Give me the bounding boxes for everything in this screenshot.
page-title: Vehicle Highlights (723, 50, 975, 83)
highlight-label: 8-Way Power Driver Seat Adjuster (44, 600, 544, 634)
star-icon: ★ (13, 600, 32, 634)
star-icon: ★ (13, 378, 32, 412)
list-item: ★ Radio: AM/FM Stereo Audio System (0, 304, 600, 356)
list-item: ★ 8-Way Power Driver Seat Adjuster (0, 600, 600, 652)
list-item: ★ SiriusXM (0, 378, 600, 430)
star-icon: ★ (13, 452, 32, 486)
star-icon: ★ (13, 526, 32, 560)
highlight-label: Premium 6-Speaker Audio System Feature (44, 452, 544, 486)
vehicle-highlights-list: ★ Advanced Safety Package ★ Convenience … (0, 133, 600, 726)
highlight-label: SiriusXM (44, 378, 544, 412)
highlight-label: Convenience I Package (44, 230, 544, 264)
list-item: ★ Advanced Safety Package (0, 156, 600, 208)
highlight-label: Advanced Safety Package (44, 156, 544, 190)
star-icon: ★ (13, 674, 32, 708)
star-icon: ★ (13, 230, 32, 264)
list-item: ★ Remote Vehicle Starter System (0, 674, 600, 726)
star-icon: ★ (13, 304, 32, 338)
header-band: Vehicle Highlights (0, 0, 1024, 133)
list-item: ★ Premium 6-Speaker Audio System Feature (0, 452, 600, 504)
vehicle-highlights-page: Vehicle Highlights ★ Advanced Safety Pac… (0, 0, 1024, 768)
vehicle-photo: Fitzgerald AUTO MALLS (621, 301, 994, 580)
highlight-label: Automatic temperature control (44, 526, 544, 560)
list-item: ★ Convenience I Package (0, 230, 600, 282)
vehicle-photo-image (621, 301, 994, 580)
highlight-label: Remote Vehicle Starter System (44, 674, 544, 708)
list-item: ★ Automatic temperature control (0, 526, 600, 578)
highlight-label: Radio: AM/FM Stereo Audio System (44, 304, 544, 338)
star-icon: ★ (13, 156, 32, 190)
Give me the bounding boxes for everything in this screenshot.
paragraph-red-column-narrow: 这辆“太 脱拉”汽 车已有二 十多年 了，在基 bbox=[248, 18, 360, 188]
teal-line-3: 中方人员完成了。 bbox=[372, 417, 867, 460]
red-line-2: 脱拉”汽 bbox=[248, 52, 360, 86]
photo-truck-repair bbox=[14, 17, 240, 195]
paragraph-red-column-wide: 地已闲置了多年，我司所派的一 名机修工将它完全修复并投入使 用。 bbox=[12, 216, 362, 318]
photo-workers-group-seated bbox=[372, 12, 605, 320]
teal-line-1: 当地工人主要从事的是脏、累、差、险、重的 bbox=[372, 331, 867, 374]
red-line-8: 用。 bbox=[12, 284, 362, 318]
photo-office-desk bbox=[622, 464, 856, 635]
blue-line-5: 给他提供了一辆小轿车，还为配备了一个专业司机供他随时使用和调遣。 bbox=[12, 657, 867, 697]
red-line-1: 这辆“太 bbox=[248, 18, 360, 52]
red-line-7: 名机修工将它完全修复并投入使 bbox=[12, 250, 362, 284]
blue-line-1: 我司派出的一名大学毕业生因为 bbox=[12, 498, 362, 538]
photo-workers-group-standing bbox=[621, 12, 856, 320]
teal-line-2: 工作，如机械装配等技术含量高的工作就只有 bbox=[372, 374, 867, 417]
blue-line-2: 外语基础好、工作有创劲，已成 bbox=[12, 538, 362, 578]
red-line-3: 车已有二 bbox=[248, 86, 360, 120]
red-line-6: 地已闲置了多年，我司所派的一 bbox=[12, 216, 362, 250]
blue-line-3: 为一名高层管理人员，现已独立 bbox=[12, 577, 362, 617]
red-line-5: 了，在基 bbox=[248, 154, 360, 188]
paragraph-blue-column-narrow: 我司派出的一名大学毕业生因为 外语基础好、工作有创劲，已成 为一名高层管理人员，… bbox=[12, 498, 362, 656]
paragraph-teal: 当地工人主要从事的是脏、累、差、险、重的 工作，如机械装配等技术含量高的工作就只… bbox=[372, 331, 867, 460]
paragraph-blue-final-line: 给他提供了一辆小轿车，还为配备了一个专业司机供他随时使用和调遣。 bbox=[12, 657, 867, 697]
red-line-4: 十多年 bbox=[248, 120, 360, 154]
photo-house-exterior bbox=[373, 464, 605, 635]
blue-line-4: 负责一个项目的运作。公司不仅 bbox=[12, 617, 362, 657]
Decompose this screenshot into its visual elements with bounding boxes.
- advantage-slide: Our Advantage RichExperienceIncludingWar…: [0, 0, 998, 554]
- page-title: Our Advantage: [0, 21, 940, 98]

=== EXERCISE DESCRIPTION ===
Reproduce the records above in full, substituting "star-glyph" for every occurrence of "star-icon" and leaving all other text unchanged.

=== RESPONSE TO THE TASK ===
Give me the bounding boxes for everything in this screenshot.
page-title: Vehicle Highlights (723, 50, 975, 83)
highlight-label: 8-Way Power Driver Seat Adjuster (44, 600, 544, 634)
star-glyph: ★ (13, 600, 32, 634)
star-glyph: ★ (13, 378, 32, 412)
list-item: ★ Radio: AM/FM Stereo Audio System (0, 304, 600, 356)
list-item: ★ 8-Way Power Driver Seat Adjuster (0, 600, 600, 652)
list-item: ★ SiriusXM (0, 378, 600, 430)
star-glyph: ★ (13, 452, 32, 486)
star-glyph: ★ (13, 526, 32, 560)
highlight-label: Premium 6-Speaker Audio System Feature (44, 452, 544, 486)
vehicle-highlights-list: ★ Advanced Safety Package ★ Convenience … (0, 133, 600, 726)
highlight-label: SiriusXM (44, 378, 544, 412)
highlight-label: Convenience I Package (44, 230, 544, 264)
list-item: ★ Advanced Safety Package (0, 156, 600, 208)
highlight-label: Advanced Safety Package (44, 156, 544, 190)
star-glyph: ★ (13, 674, 32, 708)
star-glyph: ★ (13, 230, 32, 264)
list-item: ★ Remote Vehicle Starter System (0, 674, 600, 726)
star-glyph: ★ (13, 304, 32, 338)
header-band: Vehicle Highlights (0, 0, 1024, 133)
list-item: ★ Premium 6-Speaker Audio System Feature (0, 452, 600, 504)
vehicle-highlights-page: Vehicle Highlights ★ Advanced Safety Pac… (0, 0, 1024, 768)
vehicle-photo: Fitzgerald AUTO MALLS (621, 301, 994, 580)
highlight-label: Automatic temperature control (44, 526, 544, 560)
list-item: ★ Convenience I Package (0, 230, 600, 282)
vehicle-photo-image (621, 301, 994, 580)
highlight-label: Remote Vehicle Starter System (44, 674, 544, 708)
list-item: ★ Automatic temperature control (0, 526, 600, 578)
highlight-label: Radio: AM/FM Stereo Audio System (44, 304, 544, 338)
star-glyph: ★ (13, 156, 32, 190)
Give me the bounding boxes for everything in this screenshot.
paragraph-red-column-narrow: 这辆“太 脱拉”汽 车已有二 十多年 了，在基 bbox=[248, 18, 360, 188]
teal-line-3: 中方人员完成了。 bbox=[372, 417, 867, 460]
red-line-2: 脱拉”汽 bbox=[248, 52, 360, 86]
photo-truck-repair bbox=[14, 17, 240, 195]
paragraph-red-column-wide: 地已闲置了多年，我司所派的一 名机修工将它完全修复并投入使 用。 bbox=[12, 216, 362, 318]
photo-workers-group-seated bbox=[372, 12, 605, 320]
teal-line-1: 当地工人主要从事的是脏、累、差、险、重的 bbox=[372, 331, 867, 374]
red-line-8: 用。 bbox=[12, 284, 362, 318]
photo-office-desk bbox=[622, 464, 856, 635]
blue-line-5: 给他提供了一辆小轿车，还为配备了一个专业司机供他随时使用和调遣。 bbox=[12, 657, 867, 697]
red-line-1: 这辆“太 bbox=[248, 18, 360, 52]
red-line-7: 名机修工将它完全修复并投入使 bbox=[12, 250, 362, 284]
blue-line-1: 我司派出的一名大学毕业生因为 bbox=[12, 498, 362, 538]
photo-workers-group-standing bbox=[621, 12, 856, 320]
teal-line-2: 工作，如机械装配等技术含量高的工作就只有 bbox=[372, 374, 867, 417]
blue-line-2: 外语基础好、工作有创劲，已成 bbox=[12, 538, 362, 578]
red-line-3: 车已有二 bbox=[248, 86, 360, 120]
red-line-6: 地已闲置了多年，我司所派的一 bbox=[12, 216, 362, 250]
blue-line-3: 为一名高层管理人员，现已独立 bbox=[12, 577, 362, 617]
red-line-5: 了，在基 bbox=[248, 154, 360, 188]
paragraph-blue-column-narrow: 我司派出的一名大学毕业生因为 外语基础好、工作有创劲，已成 为一名高层管理人员，… bbox=[12, 498, 362, 656]
paragraph-teal: 当地工人主要从事的是脏、累、差、险、重的 工作，如机械装配等技术含量高的工作就只… bbox=[372, 331, 867, 460]
paragraph-blue-final-line: 给他提供了一辆小轿车，还为配备了一个专业司机供他随时使用和调遣。 bbox=[12, 657, 867, 697]
red-line-4: 十多年 bbox=[248, 120, 360, 154]
photo-house-exterior bbox=[373, 464, 605, 635]
blue-line-4: 负责一个项目的运作。公司不仅 bbox=[12, 617, 362, 657]
Decompose this screenshot into its visual elements with bounding boxes.
- advantage-slide: Our Advantage RichExperienceIncludingWar…: [0, 0, 998, 554]
- page-title: Our Advantage: [0, 21, 940, 98]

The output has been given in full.